- _Collection entries_:
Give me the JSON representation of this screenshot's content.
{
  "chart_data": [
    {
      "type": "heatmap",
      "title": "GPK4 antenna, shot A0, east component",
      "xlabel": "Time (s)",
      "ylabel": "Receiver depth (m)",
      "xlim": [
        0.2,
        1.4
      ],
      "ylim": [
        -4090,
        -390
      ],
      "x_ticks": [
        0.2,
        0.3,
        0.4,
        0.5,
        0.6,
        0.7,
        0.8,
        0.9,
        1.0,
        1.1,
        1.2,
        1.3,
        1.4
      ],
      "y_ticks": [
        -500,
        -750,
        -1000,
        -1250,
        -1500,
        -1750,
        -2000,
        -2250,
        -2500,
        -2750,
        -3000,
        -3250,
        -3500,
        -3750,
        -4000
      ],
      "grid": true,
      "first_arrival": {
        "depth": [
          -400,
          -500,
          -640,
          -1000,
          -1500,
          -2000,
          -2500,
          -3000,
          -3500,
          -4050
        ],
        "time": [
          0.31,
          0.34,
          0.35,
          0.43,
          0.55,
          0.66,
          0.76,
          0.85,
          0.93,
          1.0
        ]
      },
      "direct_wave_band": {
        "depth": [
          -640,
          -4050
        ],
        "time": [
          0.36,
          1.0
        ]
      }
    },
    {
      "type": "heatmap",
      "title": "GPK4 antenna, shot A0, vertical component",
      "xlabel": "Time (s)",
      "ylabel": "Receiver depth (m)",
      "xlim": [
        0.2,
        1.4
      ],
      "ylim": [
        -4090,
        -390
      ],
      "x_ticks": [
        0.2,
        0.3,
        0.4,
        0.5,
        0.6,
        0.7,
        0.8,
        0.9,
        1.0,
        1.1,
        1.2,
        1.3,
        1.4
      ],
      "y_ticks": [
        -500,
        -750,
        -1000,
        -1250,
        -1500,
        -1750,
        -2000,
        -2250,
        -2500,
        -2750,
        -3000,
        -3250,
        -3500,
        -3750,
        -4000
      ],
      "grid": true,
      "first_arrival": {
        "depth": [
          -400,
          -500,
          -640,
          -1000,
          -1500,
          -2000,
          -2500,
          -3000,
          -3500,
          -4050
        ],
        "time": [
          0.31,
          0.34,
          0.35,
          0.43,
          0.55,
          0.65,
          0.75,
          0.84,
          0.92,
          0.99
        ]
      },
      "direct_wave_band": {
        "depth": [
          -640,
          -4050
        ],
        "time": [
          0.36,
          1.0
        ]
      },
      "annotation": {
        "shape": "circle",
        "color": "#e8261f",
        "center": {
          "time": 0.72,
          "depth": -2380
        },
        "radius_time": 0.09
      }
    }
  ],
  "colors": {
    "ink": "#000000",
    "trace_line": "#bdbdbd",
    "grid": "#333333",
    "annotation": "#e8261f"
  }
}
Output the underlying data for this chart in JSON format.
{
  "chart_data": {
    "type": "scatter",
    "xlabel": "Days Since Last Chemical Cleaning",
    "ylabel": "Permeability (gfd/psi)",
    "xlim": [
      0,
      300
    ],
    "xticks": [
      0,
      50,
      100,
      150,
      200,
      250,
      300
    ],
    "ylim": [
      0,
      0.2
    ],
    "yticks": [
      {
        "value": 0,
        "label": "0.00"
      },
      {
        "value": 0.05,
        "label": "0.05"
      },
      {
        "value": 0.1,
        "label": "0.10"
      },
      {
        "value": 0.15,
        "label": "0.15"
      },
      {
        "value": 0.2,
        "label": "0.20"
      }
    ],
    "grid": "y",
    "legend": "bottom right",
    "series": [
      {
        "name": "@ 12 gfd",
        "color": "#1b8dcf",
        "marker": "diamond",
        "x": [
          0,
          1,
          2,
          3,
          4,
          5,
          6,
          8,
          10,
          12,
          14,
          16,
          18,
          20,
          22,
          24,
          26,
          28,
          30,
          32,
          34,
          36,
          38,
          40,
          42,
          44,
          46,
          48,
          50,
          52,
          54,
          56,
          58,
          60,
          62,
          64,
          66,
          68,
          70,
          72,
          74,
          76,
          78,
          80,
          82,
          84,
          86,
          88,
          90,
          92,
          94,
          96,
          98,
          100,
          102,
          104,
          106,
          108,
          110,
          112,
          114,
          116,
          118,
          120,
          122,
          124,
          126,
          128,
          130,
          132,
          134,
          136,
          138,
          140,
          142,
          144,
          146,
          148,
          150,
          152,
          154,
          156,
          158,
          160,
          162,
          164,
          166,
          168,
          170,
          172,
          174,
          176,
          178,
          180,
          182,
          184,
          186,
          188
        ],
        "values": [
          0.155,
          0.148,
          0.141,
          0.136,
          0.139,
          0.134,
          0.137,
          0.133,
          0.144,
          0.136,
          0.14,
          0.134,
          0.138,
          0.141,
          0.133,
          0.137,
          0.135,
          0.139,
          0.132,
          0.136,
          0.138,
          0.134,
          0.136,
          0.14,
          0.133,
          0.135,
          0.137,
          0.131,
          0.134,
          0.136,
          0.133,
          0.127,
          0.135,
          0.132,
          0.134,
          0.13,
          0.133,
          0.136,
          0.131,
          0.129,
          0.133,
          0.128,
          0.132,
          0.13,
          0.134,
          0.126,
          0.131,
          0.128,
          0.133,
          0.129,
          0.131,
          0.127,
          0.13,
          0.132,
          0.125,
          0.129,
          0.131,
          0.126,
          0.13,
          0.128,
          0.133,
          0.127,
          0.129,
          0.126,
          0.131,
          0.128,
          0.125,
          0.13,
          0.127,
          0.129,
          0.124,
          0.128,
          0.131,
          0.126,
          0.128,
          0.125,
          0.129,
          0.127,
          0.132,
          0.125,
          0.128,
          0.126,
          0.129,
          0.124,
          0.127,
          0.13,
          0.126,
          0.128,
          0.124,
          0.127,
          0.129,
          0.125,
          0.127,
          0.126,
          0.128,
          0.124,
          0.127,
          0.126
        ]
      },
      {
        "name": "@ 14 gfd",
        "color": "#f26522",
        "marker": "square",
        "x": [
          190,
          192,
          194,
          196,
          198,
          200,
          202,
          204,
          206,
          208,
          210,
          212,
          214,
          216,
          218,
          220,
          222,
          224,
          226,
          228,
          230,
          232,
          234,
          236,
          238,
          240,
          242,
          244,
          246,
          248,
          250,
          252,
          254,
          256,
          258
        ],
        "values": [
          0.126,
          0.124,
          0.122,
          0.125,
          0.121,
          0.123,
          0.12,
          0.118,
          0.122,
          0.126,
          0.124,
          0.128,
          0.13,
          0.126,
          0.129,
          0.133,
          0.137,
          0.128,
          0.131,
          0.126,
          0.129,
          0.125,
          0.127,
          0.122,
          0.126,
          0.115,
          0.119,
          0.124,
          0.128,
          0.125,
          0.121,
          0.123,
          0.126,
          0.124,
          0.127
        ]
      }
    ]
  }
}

- _Exercise_: Repeat every entry word for word.

- _Result of the exercise_:
Give me the JSON representation of this screenshot's content.
{
  "chart_data": [
    {
      "type": "heatmap",
      "title": "GPK4 antenna, shot A0, east component",
      "xlabel": "Time (s)",
      "ylabel": "Receiver depth (m)",
      "xlim": [
        0.2,
        1.4
      ],
      "ylim": [
        -4090,
        -390
      ],
      "x_ticks": [
        0.2,
        0.3,
        0.4,
        0.5,
        0.6,
        0.7,
        0.8,
        0.9,
        1.0,
        1.1,
        1.2,
        1.3,
        1.4
      ],
      "y_ticks": [
        -500,
        -750,
        -1000,
        -1250,
        -1500,
        -1750,
        -2000,
        -2250,
        -2500,
        -2750,
        -3000,
        -3250,
        -3500,
        -3750,
        -4000
      ],
      "grid": true,
      "first_arrival": {
        "depth": [
          -400,
          -500,
          -640,
          -1000,
          -1500,
          -2000,
          -2500,
          -3000,
          -3500,
          -4050
        ],
        "time": [
          0.31,
          0.34,
          0.35,
          0.43,
          0.55,
          0.66,
          0.76,
          0.85,
          0.93,
          1.0
        ]
      },
      "direct_wave_band": {
        "depth": [
          -640,
          -4050
        ],
        "time": [
          0.36,
          1.0
        ]
      }
    },
    {
      "type": "heatmap",
      "title": "GPK4 antenna, shot A0, vertical component",
      "xlabel": "Time (s)",
      "ylabel": "Receiver depth (m)",
      "xlim": [
        0.2,
        1.4
      ],
      "ylim": [
        -4090,
        -390
      ],
      "x_ticks": [
        0.2,
        0.3,
        0.4,
        0.5,
        0.6,
        0.7,
        0.8,
        0.9,
        1.0,
        1.1,
        1.2,
        1.3,
        1.4
      ],
      "y_ticks": [
        -500,
        -750,
        -1000,
        -1250,
        -1500,
        -1750,
        -2000,
        -2250,
        -2500,
        -2750,
        -3000,
        -3250,
        -3500,
        -3750,
        -4000
      ],
      "grid": true,
      "first_arrival": {
        "depth": [
          -400,
          -500,
          -640,
          -1000,
          -1500,
          -2000,
          -2500,
          -3000,
          -3500,
          -4050
        ],
        "time": [
          0.31,
          0.34,
          0.35,
          0.43,
          0.55,
          0.65,
          0.75,
          0.84,
          0.92,
          0.99
        ]
      },
      "direct_wave_band": {
        "depth": [
          -640,
          -4050
        ],
        "time": [
          0.36,
          1.0
        ]
      },
      "annotation": {
        "shape": "circle",
        "color": "#e8261f",
        "center": {
          "time": 0.72,
          "depth": -2380
        },
        "radius_time": 0.09
      }
    }
  ],
  "colors": {
    "ink": "#000000",
    "trace_line": "#bdbdbd",
    "grid": "#333333",
    "annotation": "#e8261f"
  }
}
Output the underlying data for this chart in JSON format.
{
  "chart_data": {
    "type": "scatter",
    "xlabel": "Days Since Last Chemical Cleaning",
    "ylabel": "Permeability (gfd/psi)",
    "xlim": [
      0,
      300
    ],
    "xticks": [
      0,
      50,
      100,
      150,
      200,
      250,
      300
    ],
    "ylim": [
      0,
      0.2
    ],
    "yticks": [
      {
        "value": 0,
        "label": "0.00"
      },
      {
        "value": 0.05,
        "label": "0.05"
      },
      {
        "value": 0.1,
        "label": "0.10"
      },
      {
        "value": 0.15,
        "label": "0.15"
      },
      {
        "value": 0.2,
        "label": "0.20"
      }
    ],
    "grid": "y",
    "legend": "bottom right",
    "series": [
      {
        "name": "@ 12 gfd",
        "color": "#1b8dcf",
        "marker": "diamond",
        "x": [
          0,
          1,
          2,
          3,
          4,
          5,
          6,
          8,
          10,
          12,
          14,
          16,
          18,
          20,
          22,
          24,
          26,
          28,
          30,
          32,
          34,
          36,
          38,
          40,
          42,
          44,
          46,
          48,
          50,
          52,
          54,
          56,
          58,
          60,
          62,
          64,
          66,
          68,
          70,
          72,
          74,
          76,
          78,
          80,
          82,
          84,
          86,
          88,
          90,
          92,
          94,
          96,
          98,
          100,
          102,
          104,
          106,
          108,
          110,
          112,
          114,
          116,
          118,
          120,
          122,
          124,
          126,
          128,
          130,
          132,
          134,
          136,
          138,
          140,
          142,
          144,
          146,
          148,
          150,
          152,
          154,
          156,
          158,
          160,
          162,
          164,
          166,
          168,
          170,
          172,
          174,
          176,
          178,
          180,
          182,
          184,
          186,
          188
        ],
        "values": [
          0.155,
          0.148,
          0.141,
          0.136,
          0.139,
          0.134,
          0.137,
          0.133,
          0.144,
          0.136,
          0.14,
          0.134,
          0.138,
          0.141,
          0.133,
          0.137,
          0.135,
          0.139,
          0.132,
          0.136,
          0.138,
          0.134,
          0.136,
          0.14,
          0.133,
          0.135,
          0.137,
          0.131,
          0.134,
          0.136,
          0.133,
          0.127,
          0.135,
          0.132,
          0.134,
          0.13,
          0.133,
          0.136,
          0.131,
          0.129,
          0.133,
          0.128,
          0.132,
          0.13,
          0.134,
          0.126,
          0.131,
          0.128,
          0.133,
          0.129,
          0.131,
          0.127,
          0.13,
          0.132,
          0.125,
          0.129,
          0.131,
          0.126,
          0.13,
          0.128,
          0.133,
          0.127,
          0.129,
          0.126,
          0.131,
          0.128,
          0.125,
          0.13,
          0.127,
          0.129,
          0.124,
          0.128,
          0.131,
          0.126,
          0.128,
          0.125,
          0.129,
          0.127,
          0.132,
          0.125,
          0.128,
          0.126,
          0.129,
          0.124,
          0.127,
          0.13,
          0.126,
          0.128,
          0.124,
          0.127,
          0.129,
          0.125,
          0.127,
          0.126,
          0.128,
          0.124,
          0.127,
          0.126
        ]
      },
      {
        "name": "@ 14 gfd",
        "color": "#f26522",
        "marker": "square",
        "x": [
          190,
          192,
          194,
          196,
          198,
          200,
          202,
          204,
          206,
          208,
          210,
          212,
          214,
          216,
          218,
          220,
          222,
          224,
          226,
          228,
          230,
          232,
          234,
          236,
          238,
          240,
          242,
          244,
          246,
          248,
          250,
          252,
          254,
          256,
          258
        ],
        "values": [
          0.126,
          0.124,
          0.122,
          0.125,
          0.121,
          0.123,
          0.12,
          0.118,
          0.122,
          0.126,
          0.124,
          0.128,
          0.13,
          0.126,
          0.129,
          0.133,
          0.137,
          0.128,
          0.131,
          0.126,
          0.129,
          0.125,
          0.127,
          0.122,
          0.126,
          0.115,
          0.119,
          0.124,
          0.128,
          0.125,
          0.121,
          0.123,
          0.126,
          0.124,
          0.127
        ]
      }
    ]
  }
}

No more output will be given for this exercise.